# I cant afford a new cage! does anyone know where i can get



## tebbutt19 (Dec 18, 2006)

a second hand cage???


----------



## hoshi-kou (Dec 10, 2006)

*Re: I cant afford a new cage! does anyone know where i can g*

you should try on ebay or if u have the admag try looking in there

also this site does cages http://www.ratwarehouse.com/shop_view.php?cat=15

also you could try zoo zone


----------



## Andrea (Nov 29, 2006)

*Re: I cant afford a new cage! does anyone know where i can g*

Ebay have some great offers on.


----------



## JennieLove (Jan 2, 2007)

*Re: I cant afford a new cage! does anyone know where i can g*

You can also make a cage yourself. I have made a 2 story one once and only paid 25-30 bucks for supplies at a hardware store. Price really depends on how big you want your cage. After some blood and sweat lol I made myself a cage that would have cost me over 150 bucks at a normal pet store!


----------



## NakedDogMom (Jan 6, 2007)

*Re: I cant afford a new cage! does anyone know where i can g*

I don't know where you are located, but you can try Craig's List

Once you click on that link, you'll have to look to the right of the page and find your city/state/ country (again, not sure where you are at!).

Then, it's pretty easy to navigate once you get used to it. There is a section for pets, where you can find people selling cages, or, there is a search button to the upper left that will search in the 'general' type postings and you can just type the word 'cage' in it and it will come back with any post that has cage somewhere in it. 

Good luck!


----------

□ □ □ □ □

> [Short task 1]
According to the forum thread, how much did JennieLove spend on supplies for the two-story cage?
The forum thread has no connection to the entries.

□ □ □ □ □

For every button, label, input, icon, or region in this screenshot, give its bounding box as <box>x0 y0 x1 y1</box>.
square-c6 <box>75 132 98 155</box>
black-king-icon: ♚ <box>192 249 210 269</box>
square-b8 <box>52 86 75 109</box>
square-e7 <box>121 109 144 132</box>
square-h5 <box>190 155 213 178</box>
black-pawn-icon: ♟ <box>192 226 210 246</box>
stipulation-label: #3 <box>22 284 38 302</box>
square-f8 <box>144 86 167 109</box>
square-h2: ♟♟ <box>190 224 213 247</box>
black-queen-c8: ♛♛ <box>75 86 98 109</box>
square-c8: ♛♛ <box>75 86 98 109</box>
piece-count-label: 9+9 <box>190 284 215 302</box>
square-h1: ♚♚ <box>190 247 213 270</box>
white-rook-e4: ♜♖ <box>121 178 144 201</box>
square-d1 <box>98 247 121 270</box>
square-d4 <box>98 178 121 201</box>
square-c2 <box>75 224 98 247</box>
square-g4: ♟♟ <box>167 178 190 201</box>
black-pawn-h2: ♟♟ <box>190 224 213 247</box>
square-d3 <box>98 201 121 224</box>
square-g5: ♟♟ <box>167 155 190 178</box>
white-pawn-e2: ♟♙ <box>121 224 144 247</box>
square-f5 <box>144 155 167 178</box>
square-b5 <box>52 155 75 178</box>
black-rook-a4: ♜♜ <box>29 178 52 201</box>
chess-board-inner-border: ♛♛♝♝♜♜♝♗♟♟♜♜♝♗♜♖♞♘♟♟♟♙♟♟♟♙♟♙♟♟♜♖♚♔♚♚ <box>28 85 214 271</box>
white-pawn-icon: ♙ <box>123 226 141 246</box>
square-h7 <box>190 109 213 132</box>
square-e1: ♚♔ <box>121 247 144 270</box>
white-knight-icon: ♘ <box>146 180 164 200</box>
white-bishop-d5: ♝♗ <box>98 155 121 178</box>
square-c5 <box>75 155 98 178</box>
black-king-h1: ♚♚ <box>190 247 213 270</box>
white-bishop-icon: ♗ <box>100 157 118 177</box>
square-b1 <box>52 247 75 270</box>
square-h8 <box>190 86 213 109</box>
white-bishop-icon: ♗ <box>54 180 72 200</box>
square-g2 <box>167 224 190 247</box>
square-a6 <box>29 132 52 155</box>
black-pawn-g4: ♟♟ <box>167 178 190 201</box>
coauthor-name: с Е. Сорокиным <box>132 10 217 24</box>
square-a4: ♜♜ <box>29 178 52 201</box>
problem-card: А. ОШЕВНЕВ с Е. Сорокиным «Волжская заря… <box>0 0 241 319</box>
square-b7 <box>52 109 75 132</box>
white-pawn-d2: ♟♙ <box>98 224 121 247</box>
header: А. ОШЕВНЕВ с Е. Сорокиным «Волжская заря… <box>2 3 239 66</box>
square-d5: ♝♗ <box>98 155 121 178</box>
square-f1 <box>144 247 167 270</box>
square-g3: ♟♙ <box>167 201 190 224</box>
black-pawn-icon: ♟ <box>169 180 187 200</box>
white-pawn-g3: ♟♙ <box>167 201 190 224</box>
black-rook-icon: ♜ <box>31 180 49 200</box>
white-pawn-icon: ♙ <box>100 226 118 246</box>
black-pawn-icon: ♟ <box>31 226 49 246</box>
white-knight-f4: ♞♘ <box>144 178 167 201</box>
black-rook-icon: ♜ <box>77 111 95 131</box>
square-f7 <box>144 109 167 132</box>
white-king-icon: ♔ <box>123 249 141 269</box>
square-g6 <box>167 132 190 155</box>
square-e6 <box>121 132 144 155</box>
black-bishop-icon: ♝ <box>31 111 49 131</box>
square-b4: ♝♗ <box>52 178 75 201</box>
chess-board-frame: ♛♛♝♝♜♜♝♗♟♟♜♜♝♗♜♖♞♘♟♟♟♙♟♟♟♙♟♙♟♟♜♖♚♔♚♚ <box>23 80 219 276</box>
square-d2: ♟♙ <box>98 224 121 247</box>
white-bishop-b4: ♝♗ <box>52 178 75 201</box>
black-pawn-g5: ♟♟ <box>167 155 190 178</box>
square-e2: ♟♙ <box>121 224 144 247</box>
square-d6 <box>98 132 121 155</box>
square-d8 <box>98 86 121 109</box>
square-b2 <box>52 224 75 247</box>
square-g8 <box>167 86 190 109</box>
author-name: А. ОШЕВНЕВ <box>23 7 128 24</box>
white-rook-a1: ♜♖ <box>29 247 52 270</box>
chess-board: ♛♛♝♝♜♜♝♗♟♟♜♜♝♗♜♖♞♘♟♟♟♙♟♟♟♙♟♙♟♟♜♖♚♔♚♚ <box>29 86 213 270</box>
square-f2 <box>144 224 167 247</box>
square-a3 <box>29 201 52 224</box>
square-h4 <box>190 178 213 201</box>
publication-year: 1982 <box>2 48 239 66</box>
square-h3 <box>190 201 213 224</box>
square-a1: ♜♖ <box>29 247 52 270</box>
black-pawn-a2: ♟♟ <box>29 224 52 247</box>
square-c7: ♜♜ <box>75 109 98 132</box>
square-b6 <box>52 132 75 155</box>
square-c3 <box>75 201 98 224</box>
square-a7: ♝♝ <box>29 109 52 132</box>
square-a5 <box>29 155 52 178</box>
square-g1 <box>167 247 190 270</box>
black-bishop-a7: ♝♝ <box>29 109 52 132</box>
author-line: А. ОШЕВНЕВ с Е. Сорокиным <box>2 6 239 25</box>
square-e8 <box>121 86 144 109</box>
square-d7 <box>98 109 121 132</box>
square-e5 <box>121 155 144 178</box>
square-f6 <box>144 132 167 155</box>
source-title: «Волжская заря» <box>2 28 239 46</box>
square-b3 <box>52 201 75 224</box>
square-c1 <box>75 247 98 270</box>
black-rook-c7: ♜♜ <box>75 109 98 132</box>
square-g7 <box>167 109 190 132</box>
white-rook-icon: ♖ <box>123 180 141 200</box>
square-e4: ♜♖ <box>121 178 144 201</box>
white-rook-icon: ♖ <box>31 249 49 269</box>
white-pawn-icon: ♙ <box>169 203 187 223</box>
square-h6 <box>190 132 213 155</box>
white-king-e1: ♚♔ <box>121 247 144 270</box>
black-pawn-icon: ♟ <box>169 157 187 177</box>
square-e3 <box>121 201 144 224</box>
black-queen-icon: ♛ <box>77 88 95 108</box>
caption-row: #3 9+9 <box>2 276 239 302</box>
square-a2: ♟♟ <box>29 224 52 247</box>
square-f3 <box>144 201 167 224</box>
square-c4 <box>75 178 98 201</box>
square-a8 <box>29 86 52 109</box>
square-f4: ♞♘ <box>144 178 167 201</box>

□ □ □ □ □

> [Short task 2]
Reproduce the entries verbatim, from their first line up to and including the line that contains "square-e7 <box>121 109 144 132</box>".

> [Written reply 1]
25-30 bucks at a hardware store.

> [Written reply 2]
For every button, label, input, icon, or region in this screenshot, give its bounding box as <box>x0 y0 x1 y1</box>.
square-c6 <box>75 132 98 155</box>
black-king-icon: ♚ <box>192 249 210 269</box>
square-b8 <box>52 86 75 109</box>
square-e7 <box>121 109 144 132</box>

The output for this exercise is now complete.